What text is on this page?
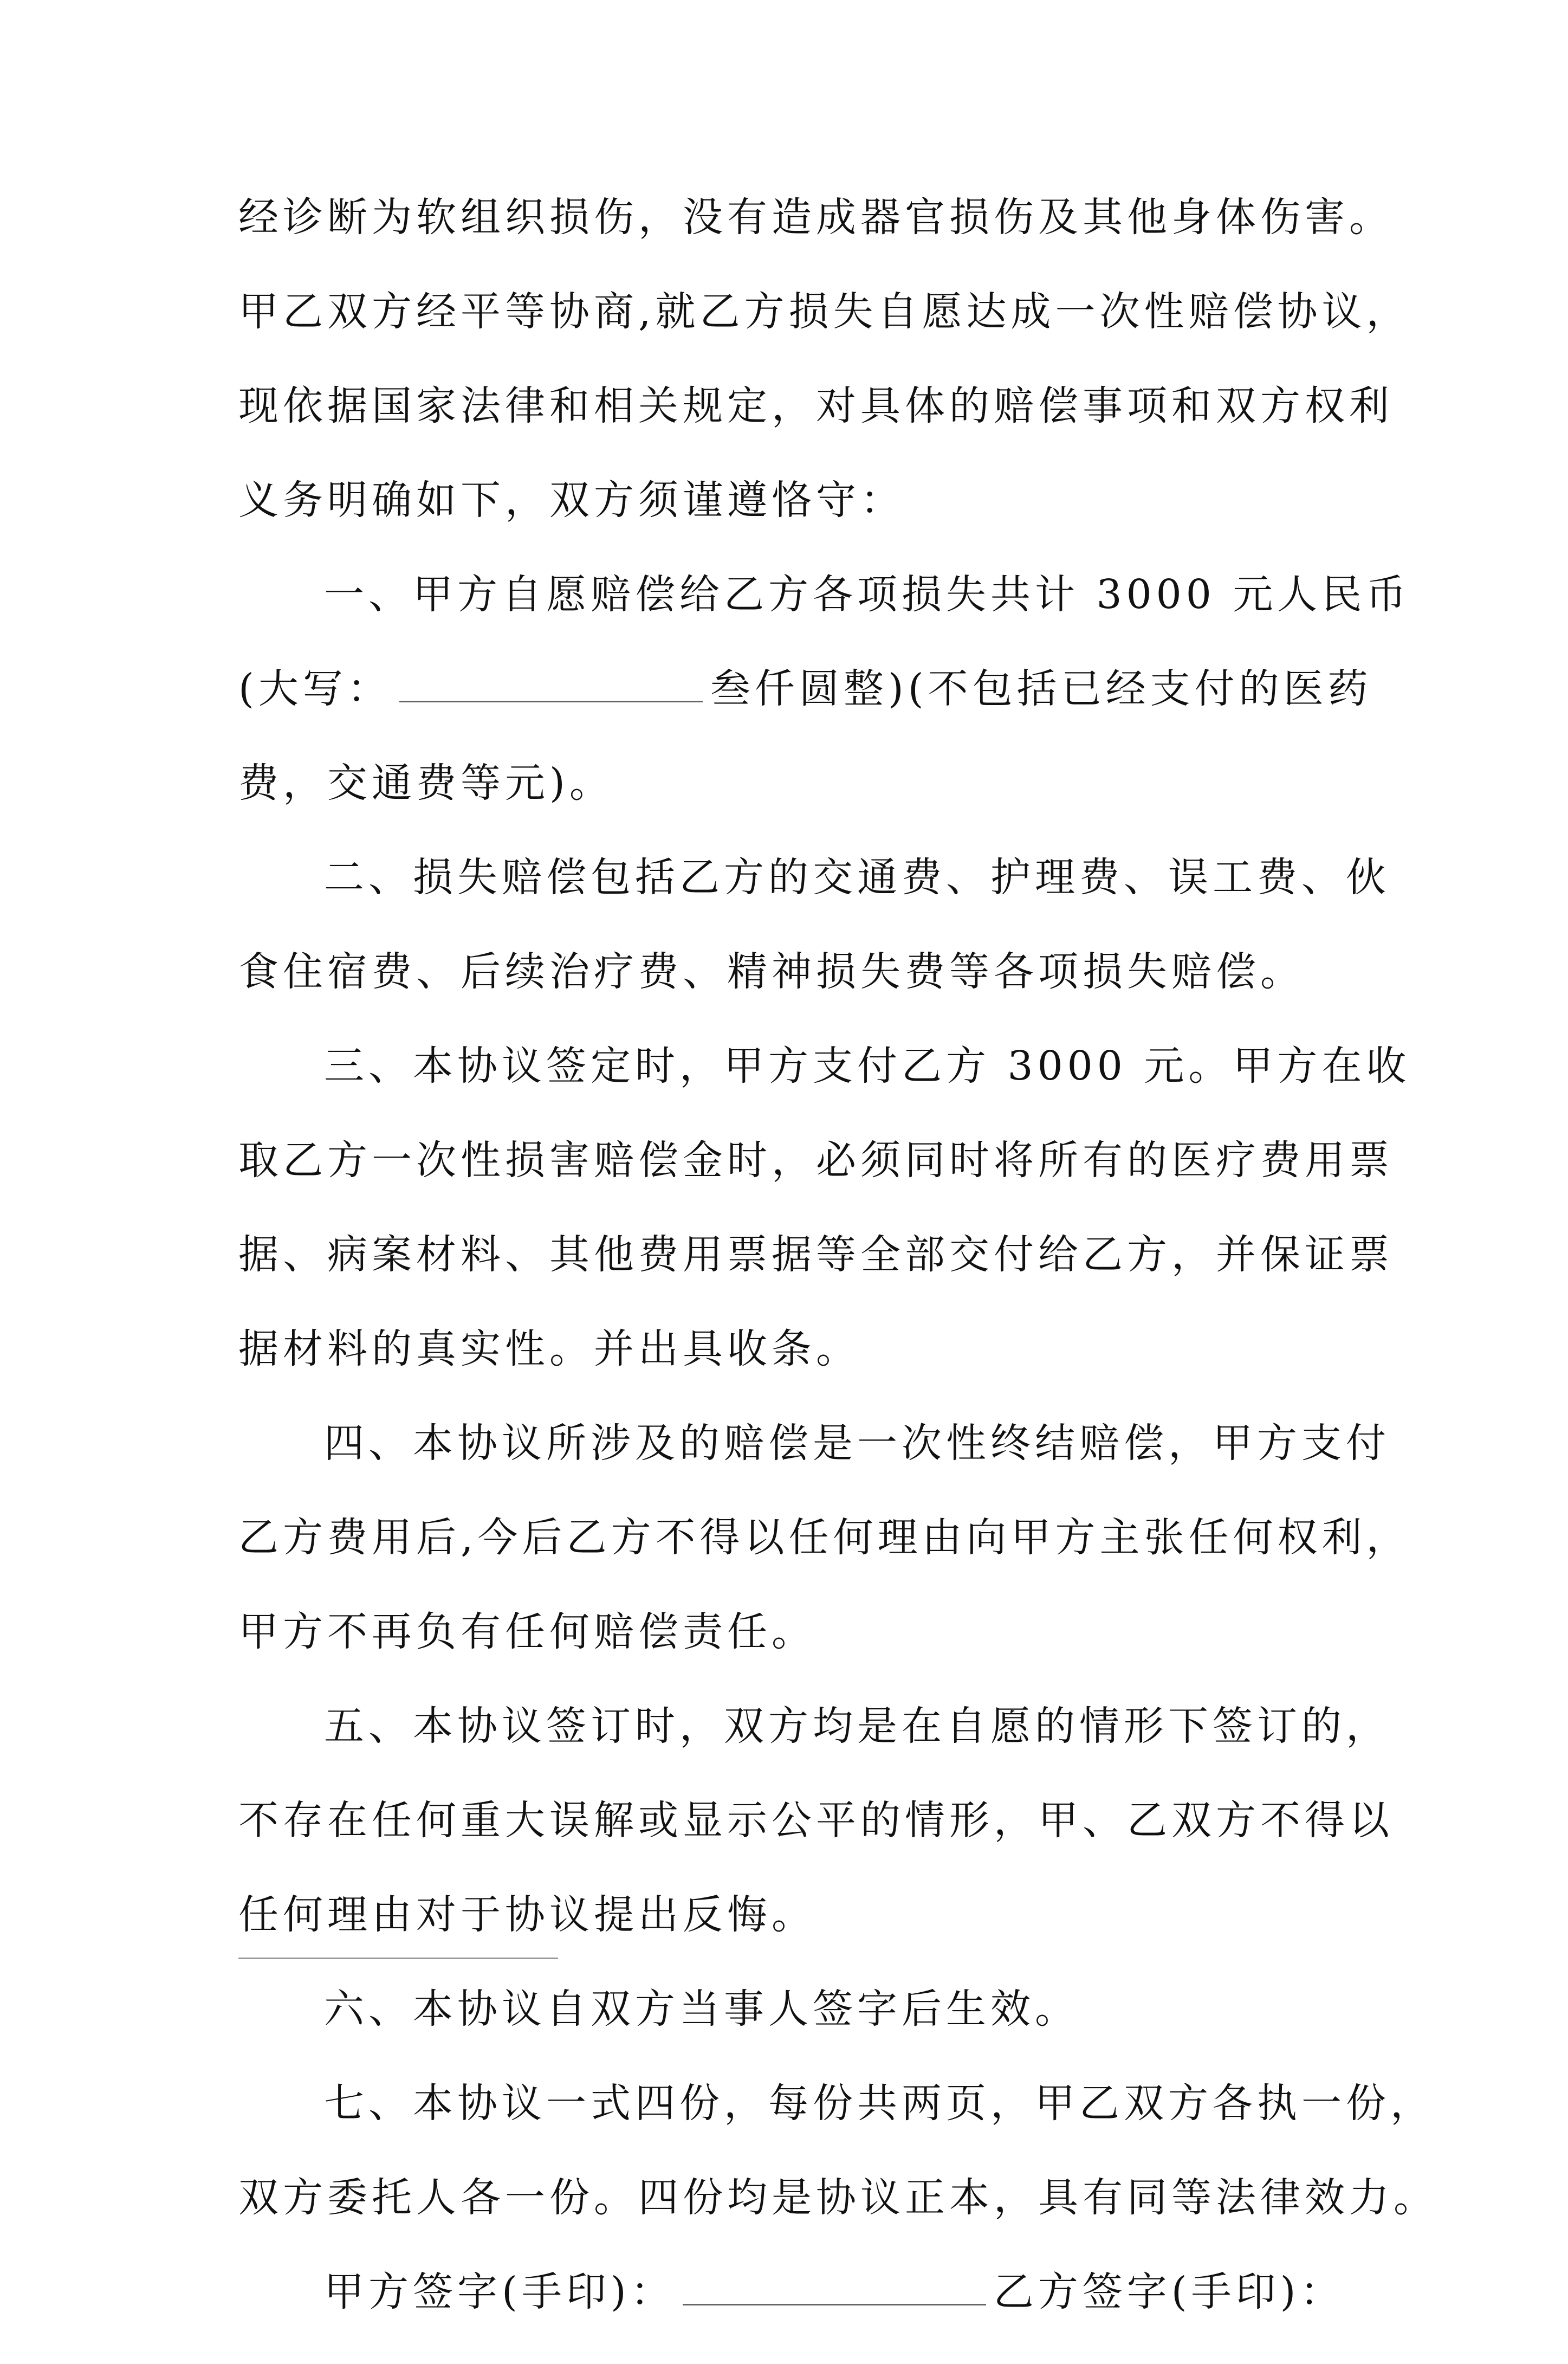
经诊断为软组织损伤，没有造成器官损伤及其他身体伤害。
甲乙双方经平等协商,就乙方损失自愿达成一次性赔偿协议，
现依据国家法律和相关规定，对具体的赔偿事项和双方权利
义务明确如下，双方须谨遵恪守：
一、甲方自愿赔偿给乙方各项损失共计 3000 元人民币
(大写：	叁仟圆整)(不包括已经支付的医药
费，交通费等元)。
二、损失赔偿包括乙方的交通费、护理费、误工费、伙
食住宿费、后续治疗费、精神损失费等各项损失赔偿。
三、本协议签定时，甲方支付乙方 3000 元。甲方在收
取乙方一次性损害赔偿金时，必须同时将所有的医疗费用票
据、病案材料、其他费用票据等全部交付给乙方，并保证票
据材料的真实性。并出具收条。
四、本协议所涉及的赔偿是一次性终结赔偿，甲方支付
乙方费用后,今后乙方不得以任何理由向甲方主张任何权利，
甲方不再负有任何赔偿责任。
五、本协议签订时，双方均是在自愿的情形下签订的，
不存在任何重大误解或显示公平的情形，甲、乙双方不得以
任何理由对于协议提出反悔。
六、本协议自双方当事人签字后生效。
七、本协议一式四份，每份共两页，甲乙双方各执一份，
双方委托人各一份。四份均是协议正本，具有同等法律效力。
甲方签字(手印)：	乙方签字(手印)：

_GIVEN TASK:_
Restate the records word for word, omitting images.

_RESULT OF THE TASK:_
What text is on this page?
经诊断为软组织损伤，没有造成器官损伤及其他身体伤害。
甲乙双方经平等协商,就乙方损失自愿达成一次性赔偿协议，
现依据国家法律和相关规定，对具体的赔偿事项和双方权利
义务明确如下，双方须谨遵恪守：
一、甲方自愿赔偿给乙方各项损失共计 3000 元人民币
(大写：	叁仟圆整)(不包括已经支付的医药
费，交通费等元)。
二、损失赔偿包括乙方的交通费、护理费、误工费、伙
食住宿费、后续治疗费、精神损失费等各项损失赔偿。
三、本协议签定时，甲方支付乙方 3000 元。甲方在收
取乙方一次性损害赔偿金时，必须同时将所有的医疗费用票
据、病案材料、其他费用票据等全部交付给乙方，并保证票
据材料的真实性。并出具收条。
四、本协议所涉及的赔偿是一次性终结赔偿，甲方支付
乙方费用后,今后乙方不得以任何理由向甲方主张任何权利，
甲方不再负有任何赔偿责任。
五、本协议签订时，双方均是在自愿的情形下签订的，
不存在任何重大误解或显示公平的情形，甲、乙双方不得以
任何理由对于协议提出反悔。
六、本协议自双方当事人签字后生效。
七、本协议一式四份，每份共两页，甲乙双方各执一份，
双方委托人各一份。四份均是协议正本，具有同等法律效力。
甲方签字(手印)：	乙方签字(手印)：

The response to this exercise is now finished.